[Start of GIVEN RECORDS]

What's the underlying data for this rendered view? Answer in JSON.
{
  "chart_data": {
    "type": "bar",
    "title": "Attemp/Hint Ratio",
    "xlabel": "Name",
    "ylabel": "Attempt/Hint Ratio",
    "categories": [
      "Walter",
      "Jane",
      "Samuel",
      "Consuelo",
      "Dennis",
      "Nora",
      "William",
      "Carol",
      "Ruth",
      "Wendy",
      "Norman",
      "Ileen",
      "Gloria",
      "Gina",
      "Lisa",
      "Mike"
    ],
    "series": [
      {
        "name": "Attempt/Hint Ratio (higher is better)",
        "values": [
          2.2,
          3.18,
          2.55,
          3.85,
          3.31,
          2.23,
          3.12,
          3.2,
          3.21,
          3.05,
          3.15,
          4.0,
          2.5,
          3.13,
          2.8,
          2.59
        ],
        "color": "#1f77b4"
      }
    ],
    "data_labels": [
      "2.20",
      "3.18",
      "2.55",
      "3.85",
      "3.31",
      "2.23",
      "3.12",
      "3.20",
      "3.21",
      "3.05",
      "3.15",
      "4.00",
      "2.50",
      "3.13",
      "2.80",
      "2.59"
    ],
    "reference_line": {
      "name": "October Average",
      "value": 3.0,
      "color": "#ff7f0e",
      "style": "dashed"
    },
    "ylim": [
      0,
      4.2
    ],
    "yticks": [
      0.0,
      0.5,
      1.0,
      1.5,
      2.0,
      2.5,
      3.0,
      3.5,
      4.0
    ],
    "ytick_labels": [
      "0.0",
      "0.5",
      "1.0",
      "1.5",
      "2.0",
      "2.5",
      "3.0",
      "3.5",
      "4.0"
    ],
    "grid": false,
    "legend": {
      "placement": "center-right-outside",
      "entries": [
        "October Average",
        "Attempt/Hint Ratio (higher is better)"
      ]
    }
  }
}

[End of GIVEN RECORDS]

* GIVEN EXERCISE *
Output every record above exactly as it appears.

* OUTPUT FOR THIS TASK *
What's the underlying data for this rendered view? Answer in JSON.
{
  "chart_data": {
    "type": "bar",
    "title": "Attemp/Hint Ratio",
    "xlabel": "Name",
    "ylabel": "Attempt/Hint Ratio",
    "categories": [
      "Walter",
      "Jane",
      "Samuel",
      "Consuelo",
      "Dennis",
      "Nora",
      "William",
      "Carol",
      "Ruth",
      "Wendy",
      "Norman",
      "Ileen",
      "Gloria",
      "Gina",
      "Lisa",
      "Mike"
    ],
    "series": [
      {
        "name": "Attempt/Hint Ratio (higher is better)",
        "values": [
          2.2,
          3.18,
          2.55,
          3.85,
          3.31,
          2.23,
          3.12,
          3.2,
          3.21,
          3.05,
          3.15,
          4.0,
          2.5,
          3.13,
          2.8,
          2.59
        ],
        "color": "#1f77b4"
      }
    ],
    "data_labels": [
      "2.20",
      "3.18",
      "2.55",
      "3.85",
      "3.31",
      "2.23",
      "3.12",
      "3.20",
      "3.21",
      "3.05",
      "3.15",
      "4.00",
      "2.50",
      "3.13",
      "2.80",
      "2.59"
    ],
    "reference_line": {
      "name": "October Average",
      "value": 3.0,
      "color": "#ff7f0e",
      "style": "dashed"
    },
    "ylim": [
      0,
      4.2
    ],
    "yticks": [
      0.0,
      0.5,
      1.0,
      1.5,
      2.0,
      2.5,
      3.0,
      3.5,
      4.0
    ],
    "ytick_labels": [
      "0.0",
      "0.5",
      "1.0",
      "1.5",
      "2.0",
      "2.5",
      "3.0",
      "3.5",
      "4.0"
    ],
    "grid": false,
    "legend": {
      "placement": "center-right-outside",
      "entries": [
        "October Average",
        "Attempt/Hint Ratio (higher is better)"
      ]
    }
  }
}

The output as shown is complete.